#### Written request:
Would you transcribe all of the data exactly, down to the last character?

------ Input material ------

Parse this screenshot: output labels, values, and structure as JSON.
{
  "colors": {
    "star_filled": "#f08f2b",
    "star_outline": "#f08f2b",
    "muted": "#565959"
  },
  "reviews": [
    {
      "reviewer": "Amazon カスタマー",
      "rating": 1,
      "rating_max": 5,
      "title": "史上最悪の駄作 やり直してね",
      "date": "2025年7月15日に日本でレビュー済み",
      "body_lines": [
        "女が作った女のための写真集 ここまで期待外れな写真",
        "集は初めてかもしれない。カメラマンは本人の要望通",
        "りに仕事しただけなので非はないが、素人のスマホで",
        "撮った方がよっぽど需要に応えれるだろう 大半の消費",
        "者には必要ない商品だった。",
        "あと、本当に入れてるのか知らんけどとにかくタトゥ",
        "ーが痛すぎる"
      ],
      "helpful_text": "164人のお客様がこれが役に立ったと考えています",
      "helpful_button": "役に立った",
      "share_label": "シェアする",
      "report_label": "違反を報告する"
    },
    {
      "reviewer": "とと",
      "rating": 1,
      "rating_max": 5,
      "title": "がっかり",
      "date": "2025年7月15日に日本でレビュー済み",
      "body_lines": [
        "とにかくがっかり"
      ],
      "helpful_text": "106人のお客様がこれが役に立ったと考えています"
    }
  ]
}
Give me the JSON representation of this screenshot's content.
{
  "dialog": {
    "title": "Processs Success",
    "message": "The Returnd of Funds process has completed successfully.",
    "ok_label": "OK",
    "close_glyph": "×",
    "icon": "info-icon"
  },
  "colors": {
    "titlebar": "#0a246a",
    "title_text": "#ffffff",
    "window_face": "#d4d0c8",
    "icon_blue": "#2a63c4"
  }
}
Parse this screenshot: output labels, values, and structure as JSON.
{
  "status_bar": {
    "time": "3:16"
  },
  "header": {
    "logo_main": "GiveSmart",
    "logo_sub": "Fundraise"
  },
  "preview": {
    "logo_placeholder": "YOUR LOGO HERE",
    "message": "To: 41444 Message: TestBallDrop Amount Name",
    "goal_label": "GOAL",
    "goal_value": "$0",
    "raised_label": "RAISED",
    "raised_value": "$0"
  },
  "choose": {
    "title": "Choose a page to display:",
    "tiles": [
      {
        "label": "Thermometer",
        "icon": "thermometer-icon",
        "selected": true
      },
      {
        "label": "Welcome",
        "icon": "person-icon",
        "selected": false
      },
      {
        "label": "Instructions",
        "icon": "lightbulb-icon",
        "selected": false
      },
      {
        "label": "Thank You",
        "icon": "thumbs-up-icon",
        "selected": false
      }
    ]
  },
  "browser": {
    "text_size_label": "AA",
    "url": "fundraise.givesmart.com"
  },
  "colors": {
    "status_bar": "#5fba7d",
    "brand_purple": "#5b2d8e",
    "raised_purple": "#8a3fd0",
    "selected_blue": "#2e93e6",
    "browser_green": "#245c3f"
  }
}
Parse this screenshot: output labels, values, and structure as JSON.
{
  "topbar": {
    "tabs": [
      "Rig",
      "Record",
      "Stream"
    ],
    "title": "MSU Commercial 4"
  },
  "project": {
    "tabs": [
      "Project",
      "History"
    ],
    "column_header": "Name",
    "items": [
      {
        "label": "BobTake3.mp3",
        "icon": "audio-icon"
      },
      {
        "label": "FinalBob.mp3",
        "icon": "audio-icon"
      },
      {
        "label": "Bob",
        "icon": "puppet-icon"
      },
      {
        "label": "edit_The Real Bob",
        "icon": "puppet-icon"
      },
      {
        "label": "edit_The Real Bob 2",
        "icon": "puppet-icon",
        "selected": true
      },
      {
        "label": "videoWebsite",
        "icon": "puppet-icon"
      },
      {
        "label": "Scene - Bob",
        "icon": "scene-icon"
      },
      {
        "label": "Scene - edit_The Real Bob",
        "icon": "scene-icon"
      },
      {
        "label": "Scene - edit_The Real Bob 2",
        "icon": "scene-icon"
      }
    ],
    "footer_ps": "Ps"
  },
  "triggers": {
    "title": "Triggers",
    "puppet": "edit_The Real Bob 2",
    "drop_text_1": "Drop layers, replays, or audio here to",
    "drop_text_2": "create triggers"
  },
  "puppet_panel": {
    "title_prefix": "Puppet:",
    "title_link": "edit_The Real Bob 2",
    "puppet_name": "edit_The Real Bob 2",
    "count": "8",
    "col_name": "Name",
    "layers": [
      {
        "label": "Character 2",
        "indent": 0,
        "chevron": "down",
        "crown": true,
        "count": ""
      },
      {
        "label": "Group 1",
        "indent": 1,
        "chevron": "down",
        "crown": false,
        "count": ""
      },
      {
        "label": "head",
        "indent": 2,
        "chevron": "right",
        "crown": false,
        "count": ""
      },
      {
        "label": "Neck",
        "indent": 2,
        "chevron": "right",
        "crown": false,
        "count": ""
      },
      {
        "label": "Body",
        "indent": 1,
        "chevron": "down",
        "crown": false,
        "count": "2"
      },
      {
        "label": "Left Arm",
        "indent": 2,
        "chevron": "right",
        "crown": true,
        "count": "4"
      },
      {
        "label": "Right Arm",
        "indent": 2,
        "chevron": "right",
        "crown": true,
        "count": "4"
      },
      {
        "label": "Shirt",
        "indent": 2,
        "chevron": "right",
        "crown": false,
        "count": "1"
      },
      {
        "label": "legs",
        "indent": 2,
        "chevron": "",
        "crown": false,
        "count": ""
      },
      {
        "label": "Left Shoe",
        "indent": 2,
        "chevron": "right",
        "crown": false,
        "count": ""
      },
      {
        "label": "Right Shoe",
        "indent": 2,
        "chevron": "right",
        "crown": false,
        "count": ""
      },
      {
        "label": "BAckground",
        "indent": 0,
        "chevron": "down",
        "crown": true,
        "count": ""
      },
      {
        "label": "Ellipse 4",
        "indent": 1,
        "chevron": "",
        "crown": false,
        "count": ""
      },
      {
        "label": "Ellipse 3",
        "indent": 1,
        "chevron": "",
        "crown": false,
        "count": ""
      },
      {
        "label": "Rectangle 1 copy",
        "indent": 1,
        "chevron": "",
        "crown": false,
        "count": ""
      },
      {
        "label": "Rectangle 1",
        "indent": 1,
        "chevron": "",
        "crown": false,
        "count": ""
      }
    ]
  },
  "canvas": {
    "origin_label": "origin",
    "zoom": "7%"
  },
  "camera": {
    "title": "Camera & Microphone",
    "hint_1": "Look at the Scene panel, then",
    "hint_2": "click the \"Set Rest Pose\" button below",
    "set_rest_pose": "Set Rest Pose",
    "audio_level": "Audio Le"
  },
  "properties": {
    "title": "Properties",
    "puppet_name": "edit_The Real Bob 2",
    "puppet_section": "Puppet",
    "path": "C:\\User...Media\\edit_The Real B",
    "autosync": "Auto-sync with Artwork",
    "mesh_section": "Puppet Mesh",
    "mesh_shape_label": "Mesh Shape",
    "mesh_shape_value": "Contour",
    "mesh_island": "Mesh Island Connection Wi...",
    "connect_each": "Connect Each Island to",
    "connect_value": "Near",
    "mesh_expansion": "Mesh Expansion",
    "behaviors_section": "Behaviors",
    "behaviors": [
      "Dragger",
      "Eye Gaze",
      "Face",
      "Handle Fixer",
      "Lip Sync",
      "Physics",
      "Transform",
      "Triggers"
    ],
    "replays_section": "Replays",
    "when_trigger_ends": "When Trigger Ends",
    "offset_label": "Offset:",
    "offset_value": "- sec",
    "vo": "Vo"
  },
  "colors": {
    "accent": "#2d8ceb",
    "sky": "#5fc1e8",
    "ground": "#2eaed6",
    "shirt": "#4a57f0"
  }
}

------

#### The answer:
Parse this screenshot: output labels, values, and structure as JSON.
{
  "colors": {
    "star_filled": "#f08f2b",
    "star_outline": "#f08f2b",
    "muted": "#565959"
  },
  "reviews": [
    {
      "reviewer": "Amazon カスタマー",
      "rating": 1,
      "rating_max": 5,
      "title": "史上最悪の駄作 やり直してね",
      "date": "2025年7月15日に日本でレビュー済み",
      "body_lines": [
        "女が作った女のための写真集 ここまで期待外れな写真",
        "集は初めてかもしれない。カメラマンは本人の要望通",
        "りに仕事しただけなので非はないが、素人のスマホで",
        "撮った方がよっぽど需要に応えれるだろう 大半の消費",
        "者には必要ない商品だった。",
        "あと、本当に入れてるのか知らんけどとにかくタトゥ",
        "ーが痛すぎる"
      ],
      "helpful_text": "164人のお客様がこれが役に立ったと考えています",
      "helpful_button": "役に立った",
      "share_label": "シェアする",
      "report_label": "違反を報告する"
    },
    {
      "reviewer": "とと",
      "rating": 1,
      "rating_max": 5,
      "title": "がっかり",
      "date": "2025年7月15日に日本でレビュー済み",
      "body_lines": [
        "とにかくがっかり"
      ],
      "helpful_text": "106人のお客様がこれが役に立ったと考えています"
    }
  ]
}
Give me the JSON representation of this screenshot's content.
{
  "dialog": {
    "title": "Processs Success",
    "message": "The Returnd of Funds process has completed successfully.",
    "ok_label": "OK",
    "close_glyph": "×",
    "icon": "info-icon"
  },
  "colors": {
    "titlebar": "#0a246a",
    "title_text": "#ffffff",
    "window_face": "#d4d0c8",
    "icon_blue": "#2a63c4"
  }
}
Parse this screenshot: output labels, values, and structure as JSON.
{
  "status_bar": {
    "time": "3:16"
  },
  "header": {
    "logo_main": "GiveSmart",
    "logo_sub": "Fundraise"
  },
  "preview": {
    "logo_placeholder": "YOUR LOGO HERE",
    "message": "To: 41444 Message: TestBallDrop Amount Name",
    "goal_label": "GOAL",
    "goal_value": "$0",
    "raised_label": "RAISED",
    "raised_value": "$0"
  },
  "choose": {
    "title": "Choose a page to display:",
    "tiles": [
      {
        "label": "Thermometer",
        "icon": "thermometer-icon",
        "selected": true
      },
      {
        "label": "Welcome",
        "icon": "person-icon",
        "selected": false
      },
      {
        "label": "Instructions",
        "icon": "lightbulb-icon",
        "selected": false
      },
      {
        "label": "Thank You",
        "icon": "thumbs-up-icon",
        "selected": false
      }
    ]
  },
  "browser": {
    "text_size_label": "AA",
    "url": "fundraise.givesmart.com"
  },
  "colors": {
    "status_bar": "#5fba7d",
    "brand_purple": "#5b2d8e",
    "raised_purple": "#8a3fd0",
    "selected_blue": "#2e93e6",
    "browser_green": "#245c3f"
  }
}
Parse this screenshot: output labels, values, and structure as JSON.
{
  "topbar": {
    "tabs": [
      "Rig",
      "Record",
      "Stream"
    ],
    "title": "MSU Commercial 4"
  },
  "project": {
    "tabs": [
      "Project",
      "History"
    ],
    "column_header": "Name",
    "items": [
      {
        "label": "BobTake3.mp3",
        "icon": "audio-icon"
      },
      {
        "label": "FinalBob.mp3",
        "icon": "audio-icon"
      },
      {
        "label": "Bob",
        "icon": "puppet-icon"
      },
      {
        "label": "edit_The Real Bob",
        "icon": "puppet-icon"
      },
      {
        "label": "edit_The Real Bob 2",
        "icon": "puppet-icon",
        "selected": true
      },
      {
        "label": "videoWebsite",
        "icon": "puppet-icon"
      },
      {
        "label": "Scene - Bob",
        "icon": "scene-icon"
      },
      {
        "label": "Scene - edit_The Real Bob",
        "icon": "scene-icon"
      },
      {
        "label": "Scene - edit_The Real Bob 2",
        "icon": "scene-icon"
      }
    ],
    "footer_ps": "Ps"
  },
  "triggers": {
    "title": "Triggers",
    "puppet": "edit_The Real Bob 2",
    "drop_text_1": "Drop layers, replays, or audio here to",
    "drop_text_2": "create triggers"
  },
  "puppet_panel": {
    "title_prefix": "Puppet:",
    "title_link": "edit_The Real Bob 2",
    "puppet_name": "edit_The Real Bob 2",
    "count": "8",
    "col_name": "Name",
    "layers": [
      {
        "label": "Character 2",
        "indent": 0,
        "chevron": "down",
        "crown": true,
        "count": ""
      },
      {
        "label": "Group 1",
        "indent": 1,
        "chevron": "down",
        "crown": false,
        "count": ""
      },
      {
        "label": "head",
        "indent": 2,
        "chevron": "right",
        "crown": false,
        "count": ""
      },
      {
        "label": "Neck",
        "indent": 2,
        "chevron": "right",
        "crown": false,
        "count": ""
      },
      {
        "label": "Body",
        "indent": 1,
        "chevron": "down",
        "crown": false,
        "count": "2"
      },
      {
        "label": "Left Arm",
        "indent": 2,
        "chevron": "right",
        "crown": true,
        "count": "4"
      },
      {
        "label": "Right Arm",
        "indent": 2,
        "chevron": "right",
        "crown": true,
        "count": "4"
      },
      {
        "label": "Shirt",
        "indent": 2,
        "chevron": "right",
        "crown": false,
        "count": "1"
      },
      {
        "label": "legs",
        "indent": 2,
        "chevron": "",
        "crown": false,
        "count": ""
      },
      {
        "label": "Left Shoe",
        "indent": 2,
        "chevron": "right",
        "crown": false,
        "count": ""
      },
      {
        "label": "Right Shoe",
        "indent": 2,
        "chevron": "right",
        "crown": false,
        "count": ""
      },
      {
        "label": "BAckground",
        "indent": 0,
        "chevron": "down",
        "crown": true,
        "count": ""
      },
      {
        "label": "Ellipse 4",
        "indent": 1,
        "chevron": "",
        "crown": false,
        "count": ""
      },
      {
        "label": "Ellipse 3",
        "indent": 1,
        "chevron": "",
        "crown": false,
        "count": ""
      },
      {
        "label": "Rectangle 1 copy",
        "indent": 1,
        "chevron": "",
        "crown": false,
        "count": ""
      },
      {
        "label": "Rectangle 1",
        "indent": 1,
        "chevron": "",
        "crown": false,
        "count": ""
      }
    ]
  },
  "canvas": {
    "origin_label": "origin",
    "zoom": "7%"
  },
  "camera": {
    "title": "Camera & Microphone",
    "hint_1": "Look at the Scene panel, then",
    "hint_2": "click the \"Set Rest Pose\" button below",
    "set_rest_pose": "Set Rest Pose",
    "audio_level": "Audio Le"
  },
  "properties": {
    "title": "Properties",
    "puppet_name": "edit_The Real Bob 2",
    "puppet_section": "Puppet",
    "path": "C:\\User...Media\\edit_The Real B",
    "autosync": "Auto-sync with Artwork",
    "mesh_section": "Puppet Mesh",
    "mesh_shape_label": "Mesh Shape",
    "mesh_shape_value": "Contour",
    "mesh_island": "Mesh Island Connection Wi...",
    "connect_each": "Connect Each Island to",
    "connect_value": "Near",
    "mesh_expansion": "Mesh Expansion",
    "behaviors_section": "Behaviors",
    "behaviors": [
      "Dragger",
      "Eye Gaze",
      "Face",
      "Handle Fixer",
      "Lip Sync",
      "Physics",
      "Transform",
      "Triggers"
    ],
    "replays_section": "Replays",
    "when_trigger_ends": "When Trigger Ends",
    "offset_label": "Offset:",
    "offset_value": "- sec",
    "vo": "Vo"
  },
  "colors": {
    "accent": "#2d8ceb",
    "sky": "#5fc1e8",
    "ground": "#2eaed6",
    "shirt": "#4a57f0"
  }
}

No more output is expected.